*Given entries*

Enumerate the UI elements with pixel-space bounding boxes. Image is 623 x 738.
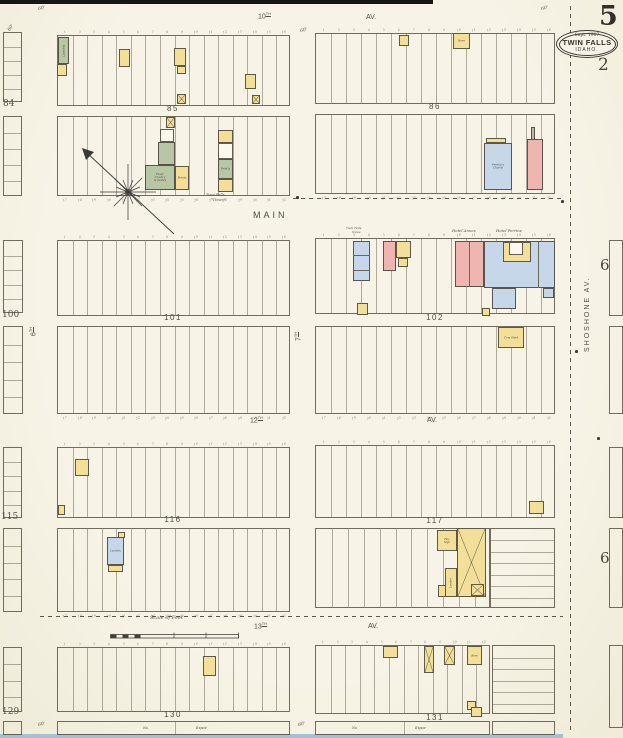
lot-number: 4 <box>367 29 370 33</box>
lot-line <box>102 327 103 413</box>
lot-number: 8 <box>427 29 430 33</box>
building-label: Lumber <box>449 577 452 587</box>
building <box>492 288 516 309</box>
lot-line <box>493 669 554 670</box>
block-r2 <box>609 326 623 414</box>
lot-number: 1 <box>322 641 325 645</box>
lot-number: 12 <box>486 29 491 33</box>
building: Lumber <box>445 568 457 597</box>
building <box>177 66 186 74</box>
lot-line <box>396 529 397 607</box>
lot-line <box>346 239 347 313</box>
lot-line <box>491 540 554 541</box>
lot-line <box>189 36 190 105</box>
lot-number: 6 <box>397 441 400 445</box>
street-label-10: 10TH <box>258 13 271 20</box>
lot-line <box>262 327 263 413</box>
lot-number: 5 <box>382 234 385 238</box>
lot-line <box>346 446 347 517</box>
lot-number: 2 <box>78 31 81 35</box>
map-annotation: 129 <box>2 708 19 717</box>
building <box>482 308 490 316</box>
lot-number: 13 <box>238 236 243 240</box>
lot-line <box>233 327 234 413</box>
lot-line <box>116 327 117 413</box>
lot-number: 16 <box>546 234 551 238</box>
lot-number: 14 <box>516 234 521 238</box>
lot-line <box>406 115 407 193</box>
lot-line <box>4 165 21 166</box>
map-annotation: Expos- <box>415 727 427 730</box>
lot-number: 3 <box>93 31 96 35</box>
lot-number: 5 <box>382 29 385 33</box>
lot-line <box>262 448 263 517</box>
lot-line <box>218 36 219 105</box>
lot-line <box>4 299 22 300</box>
lot-number: 7 <box>151 31 154 35</box>
lot-number: 3 <box>93 643 96 647</box>
lot-number: 3 <box>93 443 96 447</box>
sanborn-map-page: 5 2 6 6 Sept. 1907 TWIN FALLS IDAHO. <box>0 0 623 738</box>
building <box>353 255 370 256</box>
lot-line <box>360 646 361 713</box>
street-label-main: MAIN <box>253 211 288 220</box>
lot-number: 28 <box>486 417 491 421</box>
building <box>529 501 544 514</box>
lot-line <box>346 115 347 193</box>
lot-line <box>102 529 103 611</box>
block-131s <box>315 721 490 735</box>
lot-line <box>491 575 554 576</box>
lot-line <box>491 563 554 564</box>
block-130s <box>57 721 290 735</box>
street-dashed-line <box>40 616 563 617</box>
lot-number: 7 <box>412 234 415 238</box>
block-116u: 12345678910111213141516 <box>57 447 290 518</box>
lot-line <box>131 327 132 413</box>
lot-line <box>262 36 263 105</box>
lot-line <box>116 36 117 105</box>
lot-number: 5 <box>122 443 125 447</box>
building-label: Cow Shed <box>504 336 518 339</box>
lot-number: 10 <box>456 441 461 445</box>
lot-line <box>451 446 452 517</box>
lot-line <box>4 579 21 580</box>
lot-number: 16 <box>546 29 551 33</box>
lot-line <box>436 115 437 193</box>
lot-line <box>145 529 146 611</box>
lot-line <box>376 239 377 313</box>
lot-line <box>481 446 482 517</box>
lot-line <box>87 648 88 711</box>
lot-line <box>218 448 219 517</box>
lot-line <box>466 115 467 193</box>
street-label-12: 12TH <box>250 417 263 424</box>
building <box>218 143 233 159</box>
lot-number: 11 <box>471 234 476 238</box>
map-annotation: Hotel Annex <box>452 229 476 233</box>
lot-number: 12 <box>481 641 486 645</box>
lot-line <box>391 446 392 517</box>
lot-line <box>4 345 22 346</box>
block-r1 <box>609 240 623 316</box>
lot-line <box>380 529 381 607</box>
lot-line <box>276 529 277 611</box>
lot-line <box>404 722 405 734</box>
lot-line <box>204 117 205 195</box>
lot-number: 9 <box>442 441 445 445</box>
lot-line <box>376 115 377 193</box>
lot-number: 11 <box>471 441 476 445</box>
lot-line <box>346 327 347 413</box>
lot-number: 31 <box>531 417 536 421</box>
lot-number: 14 <box>516 29 521 33</box>
lot-line <box>262 529 263 611</box>
lot-line <box>421 327 422 413</box>
lot-line <box>160 327 161 413</box>
lot-number: 6 <box>137 31 140 35</box>
lot-line <box>87 327 88 413</box>
lot-line <box>411 529 412 607</box>
lot-line <box>189 448 190 517</box>
lot-number: 11 <box>209 236 214 240</box>
lot-line <box>204 241 205 315</box>
lot-number: 15 <box>267 236 272 240</box>
lot-line <box>204 448 205 517</box>
building <box>444 646 455 665</box>
block-129s <box>3 721 22 735</box>
building <box>398 258 408 267</box>
lot-number: 19 <box>92 417 97 421</box>
lot-line <box>4 462 21 463</box>
lot-line <box>73 327 74 413</box>
lot-line <box>175 648 176 711</box>
lot-number: 16 <box>281 236 286 240</box>
lot-line <box>175 327 176 413</box>
block-100l <box>3 326 23 414</box>
lot-line <box>189 241 190 315</box>
lot-line <box>276 327 277 413</box>
map-annotation: 100 <box>2 311 19 320</box>
lot-line <box>4 133 21 134</box>
building <box>383 241 396 271</box>
lot-number: 14 <box>252 443 257 447</box>
lot-line <box>4 397 22 398</box>
lot-number: 1 <box>322 29 325 33</box>
lot-number: 32 <box>281 199 286 203</box>
lot-line <box>391 34 392 103</box>
lot-number: 2 <box>78 643 81 647</box>
lot-line <box>116 648 117 711</box>
lot-number: 15 <box>531 29 536 33</box>
block-131r <box>492 645 555 714</box>
lot-line <box>4 75 21 76</box>
lot-number: 28 <box>223 417 228 421</box>
lot-line <box>175 448 176 517</box>
lot-number: 8 <box>166 443 169 447</box>
building <box>399 35 409 46</box>
lot-line <box>4 505 21 506</box>
lot-line <box>4 491 21 492</box>
lot-number: 9 <box>439 641 442 645</box>
lot-line <box>364 529 365 607</box>
lot-line <box>481 34 482 103</box>
lot-number: 19 <box>351 417 356 421</box>
street-label-av: AV. <box>368 623 378 630</box>
lot-number: 9 <box>442 234 445 238</box>
lot-line <box>4 380 22 381</box>
title-oval: Sept. 1907 TWIN FALLS IDAHO. <box>556 30 618 58</box>
map-annotation: Hotel Perrine <box>496 229 522 233</box>
lot-line <box>493 658 554 659</box>
lot-number: 13 <box>501 234 506 238</box>
compass-rose-icon <box>68 140 183 240</box>
lot-line <box>436 239 437 313</box>
lot-line <box>332 529 333 607</box>
lot-number: 25 <box>179 417 184 421</box>
lot-number: 7 <box>409 641 412 645</box>
lot-number: 26 <box>194 417 199 421</box>
lot-line <box>131 648 132 711</box>
lot-line <box>491 552 554 553</box>
lot-line <box>421 446 422 517</box>
lot-number: 2 <box>337 441 340 445</box>
building-label: Presby'n Church <box>492 163 504 170</box>
lot-line <box>160 241 161 315</box>
lot-number: 4 <box>108 31 111 35</box>
lot-line <box>427 529 428 607</box>
lot-line <box>87 529 88 611</box>
lot-number: 24 <box>165 417 170 421</box>
lot-line <box>4 664 21 665</box>
lot-number: 15 <box>531 234 536 238</box>
lot-number: 21 <box>381 417 386 421</box>
map-annotation: 60' <box>541 7 549 13</box>
lot-number: 29 <box>238 199 243 203</box>
lot-line <box>175 241 176 315</box>
sheet-number: 5 <box>599 3 618 30</box>
lot-number: 11 <box>209 31 214 35</box>
lot-line <box>247 448 248 517</box>
lot-line <box>493 704 554 705</box>
lot-line <box>276 648 277 711</box>
lot-number: 2 <box>78 443 81 447</box>
lot-number: 11 <box>209 443 214 447</box>
lot-number: 14 <box>516 441 521 445</box>
lot-number: 12 <box>223 31 228 35</box>
utility-dot <box>597 437 600 440</box>
lot-line <box>4 563 21 564</box>
lot-number: 27 <box>209 417 214 421</box>
building <box>218 130 233 143</box>
lot-line <box>145 327 146 413</box>
lot-line <box>526 34 527 103</box>
lot-line <box>361 115 362 193</box>
street-label-6: 6TH <box>30 327 37 336</box>
lot-line <box>233 529 234 611</box>
lot-line <box>175 722 176 734</box>
lot-number: 15 <box>267 443 272 447</box>
block-116l: 17181920212223242526272829303132 <box>57 528 290 612</box>
lot-line <box>4 61 21 62</box>
block-number-131: 131 <box>426 714 444 722</box>
lot-line <box>73 448 74 517</box>
building-label: Laundry <box>110 550 121 553</box>
lot-line <box>204 327 205 413</box>
lot-line <box>218 648 219 711</box>
lot-number: 15 <box>267 31 272 35</box>
lot-line <box>87 241 88 315</box>
lot-line <box>145 448 146 517</box>
lot-line <box>436 446 437 517</box>
lot-line <box>73 529 74 611</box>
lot-number: 30 <box>252 199 257 203</box>
lot-number: 16 <box>281 31 286 35</box>
lot-line <box>4 681 21 682</box>
lot-line <box>391 115 392 193</box>
lot-number: 26 <box>456 417 461 421</box>
lot-line <box>116 241 117 315</box>
lot-number: 9 <box>442 29 445 33</box>
lot-line <box>421 115 422 193</box>
lot-number: 10 <box>194 236 199 240</box>
lot-number: 22 <box>136 417 141 421</box>
lot-line <box>102 448 103 517</box>
lot-line <box>247 529 248 611</box>
lot-number: 20 <box>366 417 371 421</box>
lot-number: 1 <box>64 643 67 647</box>
lot-line <box>345 646 346 713</box>
block-r3 <box>609 447 623 518</box>
lot-line <box>276 117 277 195</box>
lot-line <box>376 446 377 517</box>
lot-number: 29 <box>238 417 243 421</box>
block-84l <box>3 116 22 196</box>
lot-line <box>466 446 467 517</box>
lot-line <box>404 646 405 713</box>
lot-line <box>496 34 497 103</box>
lot-line <box>189 117 190 195</box>
lot-line <box>131 529 132 611</box>
lot-line <box>189 648 190 711</box>
lot-number: 14 <box>252 643 257 647</box>
building <box>396 241 411 258</box>
building: Presby'n Church <box>484 143 512 190</box>
lot-line <box>4 47 21 48</box>
lot-line <box>4 596 21 597</box>
building <box>174 48 186 66</box>
lot-line <box>131 36 132 105</box>
building: Laundry <box>107 537 124 565</box>
street-dashed-line <box>293 198 563 199</box>
street-label-av: AV. <box>427 417 437 424</box>
lot-number: 31 <box>267 199 272 203</box>
block-115l <box>3 528 22 612</box>
lot-number: 5 <box>122 31 125 35</box>
lot-line <box>262 117 263 195</box>
lot-line <box>421 239 422 313</box>
lot-number: 9 <box>180 443 183 447</box>
building <box>353 241 370 281</box>
lot-number: 10 <box>452 641 457 645</box>
lot-number: 11 <box>467 641 472 645</box>
lot-line <box>462 646 463 713</box>
building: Hay Stge <box>437 530 457 551</box>
lot-line <box>233 241 234 315</box>
lot-line <box>436 327 437 413</box>
lot-line <box>526 446 527 517</box>
lot-number: 16 <box>546 441 551 445</box>
lot-number: 22 <box>396 417 401 421</box>
lot-line <box>204 529 205 611</box>
block-117u: 12345678910111213141516 <box>315 445 555 518</box>
lot-line <box>436 34 437 103</box>
open-shed-cross-icon <box>425 647 433 672</box>
lot-line <box>276 36 277 105</box>
block-86u: 12345678910111213141516 <box>315 33 555 104</box>
lot-line <box>4 256 22 257</box>
lot-line <box>4 270 22 271</box>
lot-number: 32 <box>546 417 551 421</box>
lot-line <box>204 36 205 105</box>
building <box>58 505 65 515</box>
building <box>383 646 398 658</box>
lot-number: 8 <box>427 234 430 238</box>
lot-number: 15 <box>531 441 536 445</box>
lot-line <box>102 36 103 105</box>
building <box>538 242 539 288</box>
lot-line <box>421 34 422 103</box>
map-annotation: 60' <box>38 723 46 729</box>
block-130: 12345678910111213141516 <box>57 647 290 712</box>
building <box>471 584 484 596</box>
lot-line <box>247 117 248 195</box>
map-state: IDAHO. <box>575 48 598 54</box>
building <box>245 74 256 89</box>
building <box>357 303 368 315</box>
map-annotation: 60' <box>300 29 308 35</box>
lot-line <box>491 598 554 599</box>
lot-line <box>4 362 22 363</box>
lot-number: 12 <box>486 441 491 445</box>
lot-line <box>541 327 542 413</box>
lot-number: 14 <box>252 31 257 35</box>
open-shed-cross-icon <box>253 96 259 103</box>
lot-number: 4 <box>367 441 370 445</box>
building: Barn <box>467 646 482 665</box>
scale-bar <box>110 627 240 645</box>
lot-number: 17 <box>321 417 326 421</box>
building <box>108 565 123 572</box>
lot-number: 7 <box>151 443 154 447</box>
open-shed-cross-icon <box>472 585 483 595</box>
lot-number: 12 <box>223 443 228 447</box>
block-number-130: 130 <box>164 711 182 719</box>
lot-line <box>4 476 21 477</box>
lot-line <box>116 448 117 517</box>
lot-number: 16 <box>281 643 286 647</box>
lot-number: 15 <box>267 643 272 647</box>
lot-number: 5 <box>382 441 385 445</box>
lot-line <box>406 327 407 413</box>
building: Barn <box>453 33 470 49</box>
block-r5 <box>609 645 623 728</box>
lot-number: 31 <box>267 417 272 421</box>
map-city: TWIN FALLS <box>563 39 612 48</box>
street-label-shoshone-av: SHOSHONE AV. <box>584 276 591 352</box>
building <box>438 585 446 597</box>
lot-line <box>481 327 482 413</box>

*Work to do*
Copy out the lines word for word, beginning at the line that contains "lot-number: 4 <box>367 29 370 33</box>" and ending with the line that contains "lot-line <box>491 540 554 541</box>".

*Output of the task*
lot-number: 4 <box>367 29 370 33</box>
lot-line <box>102 327 103 413</box>
lot-number: 8 <box>427 29 430 33</box>
building-label: Lumber <box>449 577 452 587</box>
building <box>492 288 516 309</box>
lot-line <box>493 669 554 670</box>
block-r2 <box>609 326 623 414</box>
lot-number: 1 <box>322 641 325 645</box>
lot-number: 12 <box>486 29 491 33</box>
building: Lumber <box>445 568 457 597</box>
building <box>177 66 186 74</box>
lot-line <box>396 529 397 607</box>
lot-line <box>346 239 347 313</box>
lot-line <box>491 540 554 541</box>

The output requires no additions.